REQUIRED TASK: Beneath this sentence is a set of records; write each of them out exactly.

>> Start

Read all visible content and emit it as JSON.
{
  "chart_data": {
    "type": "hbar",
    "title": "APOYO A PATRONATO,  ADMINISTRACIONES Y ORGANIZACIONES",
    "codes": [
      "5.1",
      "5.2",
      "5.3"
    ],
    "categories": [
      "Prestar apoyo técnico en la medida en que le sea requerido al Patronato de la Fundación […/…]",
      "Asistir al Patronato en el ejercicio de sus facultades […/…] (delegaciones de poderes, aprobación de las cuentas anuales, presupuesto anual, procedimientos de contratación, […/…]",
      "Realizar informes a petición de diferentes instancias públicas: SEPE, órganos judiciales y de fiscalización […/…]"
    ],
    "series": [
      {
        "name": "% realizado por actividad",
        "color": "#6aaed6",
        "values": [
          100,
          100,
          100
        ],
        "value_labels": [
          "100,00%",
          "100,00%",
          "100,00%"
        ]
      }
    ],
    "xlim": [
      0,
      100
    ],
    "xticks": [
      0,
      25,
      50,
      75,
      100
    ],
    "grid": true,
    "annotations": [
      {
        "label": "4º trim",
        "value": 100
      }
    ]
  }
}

>> End

TASK RESULT:
Read all visible content and emit it as JSON.
{
  "chart_data": {
    "type": "hbar",
    "title": "APOYO A PATRONATO,  ADMINISTRACIONES Y ORGANIZACIONES",
    "codes": [
      "5.1",
      "5.2",
      "5.3"
    ],
    "categories": [
      "Prestar apoyo técnico en la medida en que le sea requerido al Patronato de la Fundación […/…]",
      "Asistir al Patronato en el ejercicio de sus facultades […/…] (delegaciones de poderes, aprobación de las cuentas anuales, presupuesto anual, procedimientos de contratación, […/…]",
      "Realizar informes a petición de diferentes instancias públicas: SEPE, órganos judiciales y de fiscalización […/…]"
    ],
    "series": [
      {
        "name": "% realizado por actividad",
        "color": "#6aaed6",
        "values": [
          100,
          100,
          100
        ],
        "value_labels": [
          "100,00%",
          "100,00%",
          "100,00%"
        ]
      }
    ],
    "xlim": [
      0,
      100
    ],
    "xticks": [
      0,
      25,
      50,
      75,
      100
    ],
    "grid": true,
    "annotations": [
      {
        "label": "4º trim",
        "value": 100
      }
    ]
  }
}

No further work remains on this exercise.